Extract the complete listing and output it unchanged.
── PROVIDED RECORDS
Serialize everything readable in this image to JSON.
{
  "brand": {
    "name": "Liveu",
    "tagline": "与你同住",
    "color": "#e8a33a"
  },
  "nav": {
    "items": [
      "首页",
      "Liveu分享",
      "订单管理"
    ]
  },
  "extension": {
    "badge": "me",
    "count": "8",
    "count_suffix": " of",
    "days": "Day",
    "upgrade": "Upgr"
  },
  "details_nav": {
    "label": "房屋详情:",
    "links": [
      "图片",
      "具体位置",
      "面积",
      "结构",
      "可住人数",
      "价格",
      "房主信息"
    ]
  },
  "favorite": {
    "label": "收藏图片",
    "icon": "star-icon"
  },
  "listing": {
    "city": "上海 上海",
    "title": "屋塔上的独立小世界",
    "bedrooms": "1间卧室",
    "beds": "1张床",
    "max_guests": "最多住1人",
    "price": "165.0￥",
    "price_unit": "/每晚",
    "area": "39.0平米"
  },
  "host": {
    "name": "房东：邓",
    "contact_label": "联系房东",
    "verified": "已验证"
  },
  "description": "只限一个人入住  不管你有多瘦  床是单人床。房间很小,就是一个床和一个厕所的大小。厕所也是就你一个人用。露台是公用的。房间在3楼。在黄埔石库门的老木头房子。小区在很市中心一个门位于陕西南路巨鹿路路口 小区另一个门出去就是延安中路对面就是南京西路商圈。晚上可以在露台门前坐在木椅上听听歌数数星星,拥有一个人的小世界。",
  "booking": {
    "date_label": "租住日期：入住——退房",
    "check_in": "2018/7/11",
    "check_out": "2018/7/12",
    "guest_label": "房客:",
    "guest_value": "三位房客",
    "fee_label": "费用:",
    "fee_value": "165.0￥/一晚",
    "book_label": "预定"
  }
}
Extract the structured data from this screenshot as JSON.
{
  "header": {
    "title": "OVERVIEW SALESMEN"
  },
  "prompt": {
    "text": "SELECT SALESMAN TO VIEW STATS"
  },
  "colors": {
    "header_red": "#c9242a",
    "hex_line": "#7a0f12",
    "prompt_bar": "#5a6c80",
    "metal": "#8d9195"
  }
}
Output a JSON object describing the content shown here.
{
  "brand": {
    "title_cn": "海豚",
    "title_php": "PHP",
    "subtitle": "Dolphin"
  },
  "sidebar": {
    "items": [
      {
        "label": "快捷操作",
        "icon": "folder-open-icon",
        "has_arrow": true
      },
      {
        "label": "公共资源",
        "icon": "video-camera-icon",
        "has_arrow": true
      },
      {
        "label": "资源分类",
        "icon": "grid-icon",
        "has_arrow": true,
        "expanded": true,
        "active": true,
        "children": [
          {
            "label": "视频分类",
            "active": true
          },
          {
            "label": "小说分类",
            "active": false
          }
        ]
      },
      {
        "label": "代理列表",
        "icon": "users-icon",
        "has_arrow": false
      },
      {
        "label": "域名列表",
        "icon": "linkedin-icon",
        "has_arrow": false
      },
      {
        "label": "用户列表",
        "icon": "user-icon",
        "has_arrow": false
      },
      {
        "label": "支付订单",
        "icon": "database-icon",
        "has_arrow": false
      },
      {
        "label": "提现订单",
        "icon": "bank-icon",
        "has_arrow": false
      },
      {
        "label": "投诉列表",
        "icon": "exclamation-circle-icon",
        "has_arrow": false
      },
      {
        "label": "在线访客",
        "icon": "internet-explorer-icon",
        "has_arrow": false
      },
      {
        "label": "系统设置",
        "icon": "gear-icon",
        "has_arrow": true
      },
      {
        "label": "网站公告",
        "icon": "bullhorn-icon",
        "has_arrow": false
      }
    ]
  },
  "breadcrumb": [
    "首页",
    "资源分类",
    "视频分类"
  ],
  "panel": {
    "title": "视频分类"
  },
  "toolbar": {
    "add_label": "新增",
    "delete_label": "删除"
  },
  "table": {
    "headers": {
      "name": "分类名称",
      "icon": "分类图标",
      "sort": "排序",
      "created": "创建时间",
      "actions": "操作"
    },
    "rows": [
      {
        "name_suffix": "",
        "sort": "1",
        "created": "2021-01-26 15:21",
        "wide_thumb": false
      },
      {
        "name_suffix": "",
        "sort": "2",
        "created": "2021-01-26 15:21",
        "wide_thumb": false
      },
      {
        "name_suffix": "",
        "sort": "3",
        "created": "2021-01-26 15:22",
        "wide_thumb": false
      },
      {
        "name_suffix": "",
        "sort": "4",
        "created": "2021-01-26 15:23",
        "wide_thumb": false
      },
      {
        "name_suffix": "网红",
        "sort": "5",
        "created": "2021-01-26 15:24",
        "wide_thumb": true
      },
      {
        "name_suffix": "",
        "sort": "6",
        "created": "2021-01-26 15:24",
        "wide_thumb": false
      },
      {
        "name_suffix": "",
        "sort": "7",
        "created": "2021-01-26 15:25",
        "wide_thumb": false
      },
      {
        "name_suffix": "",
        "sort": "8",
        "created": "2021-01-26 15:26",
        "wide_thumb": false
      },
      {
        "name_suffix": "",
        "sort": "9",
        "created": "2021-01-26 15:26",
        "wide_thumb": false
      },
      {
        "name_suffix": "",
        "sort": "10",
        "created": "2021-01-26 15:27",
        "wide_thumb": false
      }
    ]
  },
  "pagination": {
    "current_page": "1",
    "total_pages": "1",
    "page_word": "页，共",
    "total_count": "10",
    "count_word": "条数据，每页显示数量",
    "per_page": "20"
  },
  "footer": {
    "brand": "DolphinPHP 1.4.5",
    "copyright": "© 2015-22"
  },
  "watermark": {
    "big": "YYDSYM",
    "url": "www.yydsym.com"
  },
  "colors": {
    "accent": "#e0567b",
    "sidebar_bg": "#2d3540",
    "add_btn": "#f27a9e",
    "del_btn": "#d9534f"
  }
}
────
* _SOLVED EXERCISE_:
Serialize everything readable in this image to JSON.
{
  "brand": {
    "name": "Liveu",
    "tagline": "与你同住",
    "color": "#e8a33a"
  },
  "nav": {
    "items": [
      "首页",
      "Liveu分享",
      "订单管理"
    ]
  },
  "extension": {
    "badge": "me",
    "count": "8",
    "count_suffix": " of",
    "days": "Day",
    "upgrade": "Upgr"
  },
  "details_nav": {
    "label": "房屋详情:",
    "links": [
      "图片",
      "具体位置",
      "面积",
      "结构",
      "可住人数",
      "价格",
      "房主信息"
    ]
  },
  "favorite": {
    "label": "收藏图片",
    "icon": "star-icon"
  },
  "listing": {
    "city": "上海 上海",
    "title": "屋塔上的独立小世界",
    "bedrooms": "1间卧室",
    "beds": "1张床",
    "max_guests": "最多住1人",
    "price": "165.0￥",
    "price_unit": "/每晚",
    "area": "39.0平米"
  },
  "host": {
    "name": "房东：邓",
    "contact_label": "联系房东",
    "verified": "已验证"
  },
  "description": "只限一个人入住  不管你有多瘦  床是单人床。房间很小,就是一个床和一个厕所的大小。厕所也是就你一个人用。露台是公用的。房间在3楼。在黄埔石库门的老木头房子。小区在很市中心一个门位于陕西南路巨鹿路路口 小区另一个门出去就是延安中路对面就是南京西路商圈。晚上可以在露台门前坐在木椅上听听歌数数星星,拥有一个人的小世界。",
  "booking": {
    "date_label": "租住日期：入住——退房",
    "check_in": "2018/7/11",
    "check_out": "2018/7/12",
    "guest_label": "房客:",
    "guest_value": "三位房客",
    "fee_label": "费用:",
    "fee_value": "165.0￥/一晚",
    "book_label": "预定"
  }
}
Extract the structured data from this screenshot as JSON.
{
  "header": {
    "title": "OVERVIEW SALESMEN"
  },
  "prompt": {
    "text": "SELECT SALESMAN TO VIEW STATS"
  },
  "colors": {
    "header_red": "#c9242a",
    "hex_line": "#7a0f12",
    "prompt_bar": "#5a6c80",
    "metal": "#8d9195"
  }
}
Output a JSON object describing the content shown here.
{
  "brand": {
    "title_cn": "海豚",
    "title_php": "PHP",
    "subtitle": "Dolphin"
  },
  "sidebar": {
    "items": [
      {
        "label": "快捷操作",
        "icon": "folder-open-icon",
        "has_arrow": true
      },
      {
        "label": "公共资源",
        "icon": "video-camera-icon",
        "has_arrow": true
      },
      {
        "label": "资源分类",
        "icon": "grid-icon",
        "has_arrow": true,
        "expanded": true,
        "active": true,
        "children": [
          {
            "label": "视频分类",
            "active": true
          },
          {
            "label": "小说分类",
            "active": false
          }
        ]
      },
      {
        "label": "代理列表",
        "icon": "users-icon",
        "has_arrow": false
      },
      {
        "label": "域名列表",
        "icon": "linkedin-icon",
        "has_arrow": false
      },
      {
        "label": "用户列表",
        "icon": "user-icon",
        "has_arrow": false
      },
      {
        "label": "支付订单",
        "icon": "database-icon",
        "has_arrow": false
      },
      {
        "label": "提现订单",
        "icon": "bank-icon",
        "has_arrow": false
      },
      {
        "label": "投诉列表",
        "icon": "exclamation-circle-icon",
        "has_arrow": false
      },
      {
        "label": "在线访客",
        "icon": "internet-explorer-icon",
        "has_arrow": false
      },
      {
        "label": "系统设置",
        "icon": "gear-icon",
        "has_arrow": true
      },
      {
        "label": "网站公告",
        "icon": "bullhorn-icon",
        "has_arrow": false
      }
    ]
  },
  "breadcrumb": [
    "首页",
    "资源分类",
    "视频分类"
  ],
  "panel": {
    "title": "视频分类"
  },
  "toolbar": {
    "add_label": "新增",
    "delete_label": "删除"
  },
  "table": {
    "headers": {
      "name": "分类名称",
      "icon": "分类图标",
      "sort": "排序",
      "created": "创建时间",
      "actions": "操作"
    },
    "rows": [
      {
        "name_suffix": "",
        "sort": "1",
        "created": "2021-01-26 15:21",
        "wide_thumb": false
      },
      {
        "name_suffix": "",
        "sort": "2",
        "created": "2021-01-26 15:21",
        "wide_thumb": false
      },
      {
        "name_suffix": "",
        "sort": "3",
        "created": "2021-01-26 15:22",
        "wide_thumb": false
      },
      {
        "name_suffix": "",
        "sort": "4",
        "created": "2021-01-26 15:23",
        "wide_thumb": false
      },
      {
        "name_suffix": "网红",
        "sort": "5",
        "created": "2021-01-26 15:24",
        "wide_thumb": true
      },
      {
        "name_suffix": "",
        "sort": "6",
        "created": "2021-01-26 15:24",
        "wide_thumb": false
      },
      {
        "name_suffix": "",
        "sort": "7",
        "created": "2021-01-26 15:25",
        "wide_thumb": false
      },
      {
        "name_suffix": "",
        "sort": "8",
        "created": "2021-01-26 15:26",
        "wide_thumb": false
      },
      {
        "name_suffix": "",
        "sort": "9",
        "created": "2021-01-26 15:26",
        "wide_thumb": false
      },
      {
        "name_suffix": "",
        "sort": "10",
        "created": "2021-01-26 15:27",
        "wide_thumb": false
      }
    ]
  },
  "pagination": {
    "current_page": "1",
    "total_pages": "1",
    "page_word": "页，共",
    "total_count": "10",
    "count_word": "条数据，每页显示数量",
    "per_page": "20"
  },
  "footer": {
    "brand": "DolphinPHP 1.4.5",
    "copyright": "© 2015-22"
  },
  "watermark": {
    "big": "YYDSYM",
    "url": "www.yydsym.com"
  },
  "colors": {
    "accent": "#e0567b",
    "sidebar_bg": "#2d3540",
    "add_btn": "#f27a9e",
    "del_btn": "#d9534f"
  }
}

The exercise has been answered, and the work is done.